** Exercise prompt **
Look through the lines below and extract each one that contains "here".

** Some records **
>> Start

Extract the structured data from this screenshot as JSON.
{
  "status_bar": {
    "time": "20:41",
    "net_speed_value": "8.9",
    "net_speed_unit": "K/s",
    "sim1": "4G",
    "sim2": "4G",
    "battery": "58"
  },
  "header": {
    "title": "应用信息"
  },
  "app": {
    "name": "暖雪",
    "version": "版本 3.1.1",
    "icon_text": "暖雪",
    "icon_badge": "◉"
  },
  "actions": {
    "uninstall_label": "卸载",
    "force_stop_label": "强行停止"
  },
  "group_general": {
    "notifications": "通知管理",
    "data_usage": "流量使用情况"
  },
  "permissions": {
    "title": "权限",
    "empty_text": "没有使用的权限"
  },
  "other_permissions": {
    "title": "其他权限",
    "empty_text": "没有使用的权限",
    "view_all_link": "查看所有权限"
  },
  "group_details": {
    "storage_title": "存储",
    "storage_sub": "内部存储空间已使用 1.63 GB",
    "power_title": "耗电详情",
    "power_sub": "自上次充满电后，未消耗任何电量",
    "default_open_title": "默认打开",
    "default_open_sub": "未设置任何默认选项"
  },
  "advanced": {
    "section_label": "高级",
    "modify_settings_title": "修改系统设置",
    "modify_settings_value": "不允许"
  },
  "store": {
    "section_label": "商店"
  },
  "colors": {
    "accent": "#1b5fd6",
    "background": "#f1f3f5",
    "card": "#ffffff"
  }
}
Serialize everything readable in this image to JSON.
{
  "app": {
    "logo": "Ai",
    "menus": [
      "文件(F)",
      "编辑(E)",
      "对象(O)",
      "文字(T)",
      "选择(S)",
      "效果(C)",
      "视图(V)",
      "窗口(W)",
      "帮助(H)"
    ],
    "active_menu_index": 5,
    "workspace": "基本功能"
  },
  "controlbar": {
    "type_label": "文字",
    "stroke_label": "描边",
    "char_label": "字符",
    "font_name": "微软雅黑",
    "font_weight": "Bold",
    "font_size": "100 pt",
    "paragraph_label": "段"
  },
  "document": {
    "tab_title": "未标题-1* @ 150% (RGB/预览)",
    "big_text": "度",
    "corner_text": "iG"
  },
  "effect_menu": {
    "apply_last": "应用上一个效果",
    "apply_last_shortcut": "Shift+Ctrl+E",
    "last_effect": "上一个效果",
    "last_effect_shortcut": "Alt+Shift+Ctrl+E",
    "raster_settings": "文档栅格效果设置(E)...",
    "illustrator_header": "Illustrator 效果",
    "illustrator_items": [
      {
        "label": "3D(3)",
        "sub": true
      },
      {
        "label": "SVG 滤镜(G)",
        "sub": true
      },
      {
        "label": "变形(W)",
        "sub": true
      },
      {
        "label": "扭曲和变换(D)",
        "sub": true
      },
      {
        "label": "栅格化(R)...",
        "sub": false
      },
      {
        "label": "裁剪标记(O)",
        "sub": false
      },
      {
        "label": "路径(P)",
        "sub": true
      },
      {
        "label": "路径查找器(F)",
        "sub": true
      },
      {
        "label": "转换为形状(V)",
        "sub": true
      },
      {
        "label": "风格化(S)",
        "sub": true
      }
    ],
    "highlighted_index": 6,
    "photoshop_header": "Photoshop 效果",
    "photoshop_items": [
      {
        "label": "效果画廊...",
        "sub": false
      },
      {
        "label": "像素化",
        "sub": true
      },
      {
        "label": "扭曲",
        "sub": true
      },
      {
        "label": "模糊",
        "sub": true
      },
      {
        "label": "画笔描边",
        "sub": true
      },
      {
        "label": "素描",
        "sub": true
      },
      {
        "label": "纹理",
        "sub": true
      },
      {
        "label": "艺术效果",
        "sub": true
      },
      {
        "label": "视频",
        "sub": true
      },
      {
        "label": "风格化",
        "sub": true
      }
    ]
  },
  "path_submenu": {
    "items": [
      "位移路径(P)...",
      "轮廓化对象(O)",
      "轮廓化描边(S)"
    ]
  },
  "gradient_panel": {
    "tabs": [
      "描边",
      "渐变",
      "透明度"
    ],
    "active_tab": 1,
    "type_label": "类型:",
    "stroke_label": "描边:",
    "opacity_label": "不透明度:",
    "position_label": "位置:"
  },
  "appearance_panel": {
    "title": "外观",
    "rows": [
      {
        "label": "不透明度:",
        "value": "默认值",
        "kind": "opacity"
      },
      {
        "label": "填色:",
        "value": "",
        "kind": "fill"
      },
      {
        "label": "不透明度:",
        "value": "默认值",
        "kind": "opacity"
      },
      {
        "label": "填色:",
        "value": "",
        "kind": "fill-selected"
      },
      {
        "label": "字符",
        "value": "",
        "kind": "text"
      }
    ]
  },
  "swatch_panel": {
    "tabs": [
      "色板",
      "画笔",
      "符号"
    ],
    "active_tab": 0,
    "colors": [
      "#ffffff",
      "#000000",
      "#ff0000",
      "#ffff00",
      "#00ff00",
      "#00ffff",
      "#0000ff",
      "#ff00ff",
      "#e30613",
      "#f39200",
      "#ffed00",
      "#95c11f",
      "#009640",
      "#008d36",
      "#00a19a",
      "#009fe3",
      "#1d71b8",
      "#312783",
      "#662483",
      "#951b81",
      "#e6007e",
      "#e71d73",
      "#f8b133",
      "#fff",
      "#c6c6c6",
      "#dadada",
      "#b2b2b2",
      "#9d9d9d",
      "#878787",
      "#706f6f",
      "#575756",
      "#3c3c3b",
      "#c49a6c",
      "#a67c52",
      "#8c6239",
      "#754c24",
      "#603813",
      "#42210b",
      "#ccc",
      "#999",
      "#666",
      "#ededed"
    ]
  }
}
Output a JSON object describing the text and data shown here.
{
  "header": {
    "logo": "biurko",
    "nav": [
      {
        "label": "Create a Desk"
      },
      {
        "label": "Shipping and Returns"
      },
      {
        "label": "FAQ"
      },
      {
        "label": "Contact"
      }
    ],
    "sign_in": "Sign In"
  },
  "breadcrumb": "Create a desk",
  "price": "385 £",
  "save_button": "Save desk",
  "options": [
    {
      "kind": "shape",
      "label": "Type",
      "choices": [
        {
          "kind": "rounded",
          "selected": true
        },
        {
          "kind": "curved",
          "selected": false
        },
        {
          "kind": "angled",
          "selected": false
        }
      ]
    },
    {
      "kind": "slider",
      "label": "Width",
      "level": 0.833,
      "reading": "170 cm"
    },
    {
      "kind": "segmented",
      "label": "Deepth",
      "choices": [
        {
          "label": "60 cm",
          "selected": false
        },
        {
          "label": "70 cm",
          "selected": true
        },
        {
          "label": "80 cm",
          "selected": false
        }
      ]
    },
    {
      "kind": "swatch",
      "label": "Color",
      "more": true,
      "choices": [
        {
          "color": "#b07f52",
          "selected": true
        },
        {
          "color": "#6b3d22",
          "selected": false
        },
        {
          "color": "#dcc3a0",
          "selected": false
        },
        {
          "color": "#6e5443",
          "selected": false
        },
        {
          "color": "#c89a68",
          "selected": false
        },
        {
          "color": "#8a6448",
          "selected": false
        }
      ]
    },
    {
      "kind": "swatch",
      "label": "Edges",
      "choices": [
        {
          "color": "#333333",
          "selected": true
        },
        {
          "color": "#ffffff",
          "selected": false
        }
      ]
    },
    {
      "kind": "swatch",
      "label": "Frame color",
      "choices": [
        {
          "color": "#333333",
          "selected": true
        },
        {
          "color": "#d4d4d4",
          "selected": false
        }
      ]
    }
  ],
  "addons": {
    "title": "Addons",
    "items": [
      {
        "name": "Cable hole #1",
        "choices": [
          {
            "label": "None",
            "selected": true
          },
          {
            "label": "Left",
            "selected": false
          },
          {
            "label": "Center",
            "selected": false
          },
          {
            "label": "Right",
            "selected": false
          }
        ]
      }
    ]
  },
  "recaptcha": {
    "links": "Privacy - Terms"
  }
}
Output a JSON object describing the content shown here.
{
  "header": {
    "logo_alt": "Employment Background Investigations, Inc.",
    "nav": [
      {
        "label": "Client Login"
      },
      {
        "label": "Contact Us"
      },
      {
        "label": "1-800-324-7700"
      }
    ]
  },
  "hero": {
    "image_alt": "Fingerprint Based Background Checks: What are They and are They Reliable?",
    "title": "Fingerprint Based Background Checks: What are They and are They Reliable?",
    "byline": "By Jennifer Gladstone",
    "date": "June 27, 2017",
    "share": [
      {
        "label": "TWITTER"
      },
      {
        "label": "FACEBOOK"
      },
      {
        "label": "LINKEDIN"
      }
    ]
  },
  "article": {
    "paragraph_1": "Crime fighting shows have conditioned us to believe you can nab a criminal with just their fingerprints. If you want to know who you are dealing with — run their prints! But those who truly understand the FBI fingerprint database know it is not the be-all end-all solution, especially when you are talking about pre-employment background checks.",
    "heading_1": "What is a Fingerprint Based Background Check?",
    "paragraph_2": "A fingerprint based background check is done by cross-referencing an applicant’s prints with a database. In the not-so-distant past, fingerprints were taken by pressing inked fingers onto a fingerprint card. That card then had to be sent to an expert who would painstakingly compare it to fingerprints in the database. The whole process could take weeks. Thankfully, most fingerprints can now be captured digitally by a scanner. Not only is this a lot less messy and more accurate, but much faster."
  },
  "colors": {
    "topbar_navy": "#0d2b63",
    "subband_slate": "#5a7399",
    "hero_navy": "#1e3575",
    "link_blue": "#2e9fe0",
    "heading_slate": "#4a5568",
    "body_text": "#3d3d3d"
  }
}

>> End

** Expected answer **
Output a JSON object describing the text and data shown here.
Output a JSON object describing the content shown here.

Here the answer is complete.